Find the lines holding "JSON" and copy them.

• **Records from a dataset**:
+---+
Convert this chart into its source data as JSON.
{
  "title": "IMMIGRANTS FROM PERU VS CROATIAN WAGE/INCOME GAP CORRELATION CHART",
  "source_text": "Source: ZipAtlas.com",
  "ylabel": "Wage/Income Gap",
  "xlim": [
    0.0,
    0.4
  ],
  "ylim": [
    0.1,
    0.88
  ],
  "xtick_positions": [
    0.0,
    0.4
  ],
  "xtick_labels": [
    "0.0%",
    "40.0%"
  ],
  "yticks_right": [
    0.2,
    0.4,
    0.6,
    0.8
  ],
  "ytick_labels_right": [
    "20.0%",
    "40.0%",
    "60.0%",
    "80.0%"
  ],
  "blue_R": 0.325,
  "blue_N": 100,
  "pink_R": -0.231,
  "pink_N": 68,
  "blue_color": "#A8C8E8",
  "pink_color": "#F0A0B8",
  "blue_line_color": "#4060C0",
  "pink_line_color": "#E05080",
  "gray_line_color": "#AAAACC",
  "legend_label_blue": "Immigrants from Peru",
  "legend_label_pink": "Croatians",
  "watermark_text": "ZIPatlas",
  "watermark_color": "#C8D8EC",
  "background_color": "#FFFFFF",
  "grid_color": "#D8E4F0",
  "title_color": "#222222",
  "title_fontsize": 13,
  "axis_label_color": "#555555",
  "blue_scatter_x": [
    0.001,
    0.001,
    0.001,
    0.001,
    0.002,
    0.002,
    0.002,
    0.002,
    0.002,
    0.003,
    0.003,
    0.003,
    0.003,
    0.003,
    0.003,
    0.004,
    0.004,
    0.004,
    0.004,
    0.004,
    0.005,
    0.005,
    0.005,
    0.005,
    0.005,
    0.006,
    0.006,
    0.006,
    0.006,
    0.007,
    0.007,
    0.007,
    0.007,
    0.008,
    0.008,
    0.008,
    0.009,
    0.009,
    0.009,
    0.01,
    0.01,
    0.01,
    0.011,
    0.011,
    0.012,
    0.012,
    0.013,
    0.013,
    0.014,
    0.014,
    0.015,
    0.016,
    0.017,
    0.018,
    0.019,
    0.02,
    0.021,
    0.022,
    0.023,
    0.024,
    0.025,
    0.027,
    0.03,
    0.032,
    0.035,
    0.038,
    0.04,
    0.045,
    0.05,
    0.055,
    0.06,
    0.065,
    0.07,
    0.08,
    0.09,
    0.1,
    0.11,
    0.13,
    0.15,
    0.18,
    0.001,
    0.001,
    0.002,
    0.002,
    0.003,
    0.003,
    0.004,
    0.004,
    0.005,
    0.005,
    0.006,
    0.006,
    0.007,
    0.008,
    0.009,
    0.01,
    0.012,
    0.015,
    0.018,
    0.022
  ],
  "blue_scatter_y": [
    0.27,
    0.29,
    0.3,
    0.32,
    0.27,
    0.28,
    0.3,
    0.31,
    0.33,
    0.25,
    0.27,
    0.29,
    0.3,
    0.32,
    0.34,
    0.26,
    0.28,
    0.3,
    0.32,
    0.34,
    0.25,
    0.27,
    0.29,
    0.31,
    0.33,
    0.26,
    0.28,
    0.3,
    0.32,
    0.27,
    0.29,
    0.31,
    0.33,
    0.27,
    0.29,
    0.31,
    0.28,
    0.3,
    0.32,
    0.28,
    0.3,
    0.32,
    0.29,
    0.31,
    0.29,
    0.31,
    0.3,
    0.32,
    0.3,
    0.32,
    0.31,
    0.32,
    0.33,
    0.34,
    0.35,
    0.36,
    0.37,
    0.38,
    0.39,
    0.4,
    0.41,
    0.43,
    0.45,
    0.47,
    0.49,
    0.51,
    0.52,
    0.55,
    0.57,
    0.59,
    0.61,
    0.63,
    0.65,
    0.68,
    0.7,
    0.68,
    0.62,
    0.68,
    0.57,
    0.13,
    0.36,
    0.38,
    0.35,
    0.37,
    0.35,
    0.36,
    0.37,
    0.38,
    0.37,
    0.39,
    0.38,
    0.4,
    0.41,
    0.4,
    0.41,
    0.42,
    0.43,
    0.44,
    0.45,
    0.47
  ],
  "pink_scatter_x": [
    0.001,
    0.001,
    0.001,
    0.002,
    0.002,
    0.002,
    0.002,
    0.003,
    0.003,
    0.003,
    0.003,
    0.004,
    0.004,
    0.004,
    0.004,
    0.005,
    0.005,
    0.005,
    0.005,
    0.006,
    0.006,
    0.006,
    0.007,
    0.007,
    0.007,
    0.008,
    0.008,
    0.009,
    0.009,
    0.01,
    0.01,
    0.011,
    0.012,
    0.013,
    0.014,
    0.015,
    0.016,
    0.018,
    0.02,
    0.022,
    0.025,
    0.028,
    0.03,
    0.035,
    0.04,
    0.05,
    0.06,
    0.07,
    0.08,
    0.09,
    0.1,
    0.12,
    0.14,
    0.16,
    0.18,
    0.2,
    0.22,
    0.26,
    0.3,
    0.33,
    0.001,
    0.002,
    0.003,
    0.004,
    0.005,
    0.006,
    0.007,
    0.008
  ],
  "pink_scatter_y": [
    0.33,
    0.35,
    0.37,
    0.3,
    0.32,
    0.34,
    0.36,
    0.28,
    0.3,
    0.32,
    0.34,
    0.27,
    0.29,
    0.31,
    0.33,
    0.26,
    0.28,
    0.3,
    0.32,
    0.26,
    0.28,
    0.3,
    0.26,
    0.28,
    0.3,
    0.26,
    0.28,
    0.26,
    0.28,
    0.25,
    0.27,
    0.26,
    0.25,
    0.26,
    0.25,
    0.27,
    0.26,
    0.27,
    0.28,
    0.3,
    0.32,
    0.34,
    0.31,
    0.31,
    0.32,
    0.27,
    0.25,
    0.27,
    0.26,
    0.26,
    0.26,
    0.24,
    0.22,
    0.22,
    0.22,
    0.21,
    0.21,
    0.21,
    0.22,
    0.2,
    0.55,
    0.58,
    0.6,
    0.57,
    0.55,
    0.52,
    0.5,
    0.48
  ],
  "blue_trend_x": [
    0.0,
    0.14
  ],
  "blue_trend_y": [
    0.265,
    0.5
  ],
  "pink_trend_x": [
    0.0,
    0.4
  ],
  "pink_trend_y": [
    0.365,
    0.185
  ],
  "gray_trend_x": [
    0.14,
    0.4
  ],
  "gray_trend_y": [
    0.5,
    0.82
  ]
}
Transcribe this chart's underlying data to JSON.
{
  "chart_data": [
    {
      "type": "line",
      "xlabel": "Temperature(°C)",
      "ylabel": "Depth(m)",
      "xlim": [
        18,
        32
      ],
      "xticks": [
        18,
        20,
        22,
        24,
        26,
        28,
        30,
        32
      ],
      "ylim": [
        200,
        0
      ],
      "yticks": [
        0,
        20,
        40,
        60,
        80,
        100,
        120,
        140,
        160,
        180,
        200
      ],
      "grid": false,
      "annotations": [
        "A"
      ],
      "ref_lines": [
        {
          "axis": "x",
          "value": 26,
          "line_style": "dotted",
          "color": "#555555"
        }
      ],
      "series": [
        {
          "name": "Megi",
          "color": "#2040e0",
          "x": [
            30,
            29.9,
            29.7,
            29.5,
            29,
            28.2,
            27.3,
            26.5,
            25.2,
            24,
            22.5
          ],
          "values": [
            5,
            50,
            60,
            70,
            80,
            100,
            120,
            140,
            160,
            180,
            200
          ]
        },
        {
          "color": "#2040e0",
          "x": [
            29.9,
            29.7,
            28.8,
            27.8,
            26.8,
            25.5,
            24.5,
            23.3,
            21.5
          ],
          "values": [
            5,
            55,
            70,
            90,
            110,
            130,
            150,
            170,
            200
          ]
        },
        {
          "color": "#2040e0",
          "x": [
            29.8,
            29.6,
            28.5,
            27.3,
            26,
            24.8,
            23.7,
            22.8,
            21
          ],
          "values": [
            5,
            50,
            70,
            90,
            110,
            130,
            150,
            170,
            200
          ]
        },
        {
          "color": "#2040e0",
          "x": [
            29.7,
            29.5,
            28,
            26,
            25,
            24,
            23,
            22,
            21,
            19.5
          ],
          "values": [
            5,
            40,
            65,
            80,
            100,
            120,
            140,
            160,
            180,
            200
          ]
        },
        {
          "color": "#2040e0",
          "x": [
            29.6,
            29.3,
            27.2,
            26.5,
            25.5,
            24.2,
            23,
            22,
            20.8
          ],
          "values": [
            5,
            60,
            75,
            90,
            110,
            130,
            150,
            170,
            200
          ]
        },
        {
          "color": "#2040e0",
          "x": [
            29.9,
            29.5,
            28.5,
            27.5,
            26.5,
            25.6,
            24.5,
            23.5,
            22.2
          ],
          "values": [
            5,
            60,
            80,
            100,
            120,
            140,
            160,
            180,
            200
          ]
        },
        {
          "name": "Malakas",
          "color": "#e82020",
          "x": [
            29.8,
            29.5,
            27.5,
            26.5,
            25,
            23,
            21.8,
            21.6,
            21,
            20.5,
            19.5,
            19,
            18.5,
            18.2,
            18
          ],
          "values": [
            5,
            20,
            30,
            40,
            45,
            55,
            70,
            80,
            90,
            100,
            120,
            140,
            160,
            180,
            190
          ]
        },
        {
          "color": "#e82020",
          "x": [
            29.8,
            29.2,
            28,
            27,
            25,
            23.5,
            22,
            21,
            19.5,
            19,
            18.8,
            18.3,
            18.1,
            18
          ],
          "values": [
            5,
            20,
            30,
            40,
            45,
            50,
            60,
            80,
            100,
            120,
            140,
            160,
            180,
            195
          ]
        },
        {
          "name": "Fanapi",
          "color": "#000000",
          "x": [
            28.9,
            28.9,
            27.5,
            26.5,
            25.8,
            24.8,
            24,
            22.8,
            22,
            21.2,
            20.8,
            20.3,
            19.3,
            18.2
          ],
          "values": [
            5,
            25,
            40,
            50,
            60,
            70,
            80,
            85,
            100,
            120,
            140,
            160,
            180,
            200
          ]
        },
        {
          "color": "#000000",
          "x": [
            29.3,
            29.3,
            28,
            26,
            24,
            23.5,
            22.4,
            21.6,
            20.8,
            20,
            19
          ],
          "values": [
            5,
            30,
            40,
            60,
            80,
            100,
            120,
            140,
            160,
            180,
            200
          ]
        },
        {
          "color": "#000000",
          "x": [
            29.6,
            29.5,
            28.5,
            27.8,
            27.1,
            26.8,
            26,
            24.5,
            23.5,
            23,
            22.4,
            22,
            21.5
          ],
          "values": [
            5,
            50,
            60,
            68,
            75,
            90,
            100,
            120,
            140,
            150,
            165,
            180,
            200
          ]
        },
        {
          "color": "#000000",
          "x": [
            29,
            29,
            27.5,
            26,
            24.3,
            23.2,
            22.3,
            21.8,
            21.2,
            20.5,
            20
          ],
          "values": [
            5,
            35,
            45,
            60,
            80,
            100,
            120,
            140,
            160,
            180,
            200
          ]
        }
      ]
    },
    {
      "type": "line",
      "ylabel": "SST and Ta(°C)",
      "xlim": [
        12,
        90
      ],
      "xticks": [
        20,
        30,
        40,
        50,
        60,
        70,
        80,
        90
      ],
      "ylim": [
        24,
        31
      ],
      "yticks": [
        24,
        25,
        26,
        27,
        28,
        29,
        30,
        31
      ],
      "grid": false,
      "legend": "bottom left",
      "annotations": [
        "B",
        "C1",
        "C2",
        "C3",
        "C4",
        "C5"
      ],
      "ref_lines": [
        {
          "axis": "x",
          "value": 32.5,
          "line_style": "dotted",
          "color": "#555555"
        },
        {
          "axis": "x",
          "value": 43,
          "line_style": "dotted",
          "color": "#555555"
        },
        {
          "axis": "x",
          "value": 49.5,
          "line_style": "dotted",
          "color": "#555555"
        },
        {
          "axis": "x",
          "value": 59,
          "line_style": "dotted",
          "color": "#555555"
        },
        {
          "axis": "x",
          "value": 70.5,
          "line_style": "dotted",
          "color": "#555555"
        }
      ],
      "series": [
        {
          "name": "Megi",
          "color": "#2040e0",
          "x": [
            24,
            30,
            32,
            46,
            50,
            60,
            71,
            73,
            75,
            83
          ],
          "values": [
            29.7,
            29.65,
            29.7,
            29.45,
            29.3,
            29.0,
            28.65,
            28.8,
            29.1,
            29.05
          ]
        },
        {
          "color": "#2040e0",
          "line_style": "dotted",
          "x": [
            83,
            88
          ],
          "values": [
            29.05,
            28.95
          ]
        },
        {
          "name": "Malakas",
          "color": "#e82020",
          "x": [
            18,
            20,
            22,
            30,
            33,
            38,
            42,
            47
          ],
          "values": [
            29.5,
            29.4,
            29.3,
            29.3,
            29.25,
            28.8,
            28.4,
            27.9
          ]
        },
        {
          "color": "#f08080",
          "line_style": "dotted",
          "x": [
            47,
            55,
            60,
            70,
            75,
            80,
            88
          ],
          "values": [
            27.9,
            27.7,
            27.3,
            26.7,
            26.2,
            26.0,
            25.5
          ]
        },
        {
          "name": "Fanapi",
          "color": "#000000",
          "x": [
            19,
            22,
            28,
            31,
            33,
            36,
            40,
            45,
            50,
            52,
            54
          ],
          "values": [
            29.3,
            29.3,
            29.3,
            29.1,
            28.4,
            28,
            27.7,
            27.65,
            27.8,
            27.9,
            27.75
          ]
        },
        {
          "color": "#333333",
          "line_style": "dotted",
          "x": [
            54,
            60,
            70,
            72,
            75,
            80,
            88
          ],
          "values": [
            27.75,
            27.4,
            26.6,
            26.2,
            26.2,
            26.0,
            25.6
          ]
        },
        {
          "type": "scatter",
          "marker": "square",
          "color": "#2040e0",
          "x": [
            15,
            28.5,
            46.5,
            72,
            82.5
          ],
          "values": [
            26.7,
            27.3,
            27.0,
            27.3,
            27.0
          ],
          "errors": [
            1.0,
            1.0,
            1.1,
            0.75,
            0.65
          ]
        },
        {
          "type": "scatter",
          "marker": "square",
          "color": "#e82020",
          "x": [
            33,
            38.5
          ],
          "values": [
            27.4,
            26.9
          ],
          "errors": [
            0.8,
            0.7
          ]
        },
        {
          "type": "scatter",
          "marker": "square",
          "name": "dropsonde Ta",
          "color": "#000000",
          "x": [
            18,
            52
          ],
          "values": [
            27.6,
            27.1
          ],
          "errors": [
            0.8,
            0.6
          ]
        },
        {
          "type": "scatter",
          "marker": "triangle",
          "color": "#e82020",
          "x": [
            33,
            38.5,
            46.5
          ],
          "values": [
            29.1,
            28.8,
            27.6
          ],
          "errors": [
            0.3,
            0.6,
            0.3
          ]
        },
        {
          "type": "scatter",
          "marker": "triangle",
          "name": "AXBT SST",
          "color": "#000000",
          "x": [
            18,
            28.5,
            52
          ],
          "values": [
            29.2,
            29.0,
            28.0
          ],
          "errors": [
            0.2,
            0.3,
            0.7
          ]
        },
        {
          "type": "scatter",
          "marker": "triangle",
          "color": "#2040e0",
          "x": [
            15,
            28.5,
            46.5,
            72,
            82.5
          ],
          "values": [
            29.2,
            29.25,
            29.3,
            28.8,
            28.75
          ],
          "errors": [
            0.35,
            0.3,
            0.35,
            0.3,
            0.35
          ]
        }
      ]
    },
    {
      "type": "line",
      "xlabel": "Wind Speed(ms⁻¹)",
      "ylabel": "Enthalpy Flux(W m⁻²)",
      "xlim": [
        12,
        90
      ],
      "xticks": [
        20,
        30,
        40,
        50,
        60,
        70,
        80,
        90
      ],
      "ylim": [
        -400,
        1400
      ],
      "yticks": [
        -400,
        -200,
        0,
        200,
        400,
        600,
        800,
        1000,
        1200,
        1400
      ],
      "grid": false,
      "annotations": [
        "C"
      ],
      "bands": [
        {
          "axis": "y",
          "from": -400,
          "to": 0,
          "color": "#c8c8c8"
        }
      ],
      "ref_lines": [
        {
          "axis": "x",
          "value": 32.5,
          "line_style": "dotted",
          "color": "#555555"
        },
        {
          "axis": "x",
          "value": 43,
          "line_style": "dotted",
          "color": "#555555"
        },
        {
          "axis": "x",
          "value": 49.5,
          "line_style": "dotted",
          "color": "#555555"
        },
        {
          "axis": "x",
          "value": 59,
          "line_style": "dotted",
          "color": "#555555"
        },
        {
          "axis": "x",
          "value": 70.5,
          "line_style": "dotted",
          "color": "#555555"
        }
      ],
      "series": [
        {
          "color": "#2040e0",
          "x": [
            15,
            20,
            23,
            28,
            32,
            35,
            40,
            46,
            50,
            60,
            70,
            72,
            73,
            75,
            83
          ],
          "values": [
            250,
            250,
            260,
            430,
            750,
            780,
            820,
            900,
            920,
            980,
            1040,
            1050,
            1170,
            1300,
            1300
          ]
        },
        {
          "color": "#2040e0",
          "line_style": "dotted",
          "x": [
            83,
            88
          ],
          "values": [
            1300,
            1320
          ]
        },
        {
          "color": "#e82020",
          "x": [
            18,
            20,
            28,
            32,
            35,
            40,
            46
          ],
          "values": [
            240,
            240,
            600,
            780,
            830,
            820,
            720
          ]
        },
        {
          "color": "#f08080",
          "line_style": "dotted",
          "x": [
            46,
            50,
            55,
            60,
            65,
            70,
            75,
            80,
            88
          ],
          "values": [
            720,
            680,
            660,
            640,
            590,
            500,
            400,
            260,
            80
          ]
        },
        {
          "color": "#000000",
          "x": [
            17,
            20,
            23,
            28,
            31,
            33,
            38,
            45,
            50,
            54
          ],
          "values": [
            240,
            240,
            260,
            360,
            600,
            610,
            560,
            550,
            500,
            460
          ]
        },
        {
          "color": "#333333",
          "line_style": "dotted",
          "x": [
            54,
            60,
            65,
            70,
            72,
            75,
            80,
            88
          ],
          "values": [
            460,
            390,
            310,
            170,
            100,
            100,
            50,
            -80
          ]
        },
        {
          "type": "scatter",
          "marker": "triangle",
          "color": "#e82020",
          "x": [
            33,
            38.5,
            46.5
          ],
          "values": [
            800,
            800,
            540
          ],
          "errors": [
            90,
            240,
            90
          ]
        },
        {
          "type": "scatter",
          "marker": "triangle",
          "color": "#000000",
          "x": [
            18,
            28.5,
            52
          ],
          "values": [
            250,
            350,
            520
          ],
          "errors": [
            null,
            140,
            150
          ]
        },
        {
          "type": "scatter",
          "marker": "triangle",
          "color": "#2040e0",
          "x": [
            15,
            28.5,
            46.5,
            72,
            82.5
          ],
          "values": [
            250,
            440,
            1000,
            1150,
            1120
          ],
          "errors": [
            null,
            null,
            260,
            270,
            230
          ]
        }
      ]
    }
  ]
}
+---+
• **TASK ANSWER**:
Convert this chart into its source data as JSON.
Transcribe this chart's underlying data to JSON.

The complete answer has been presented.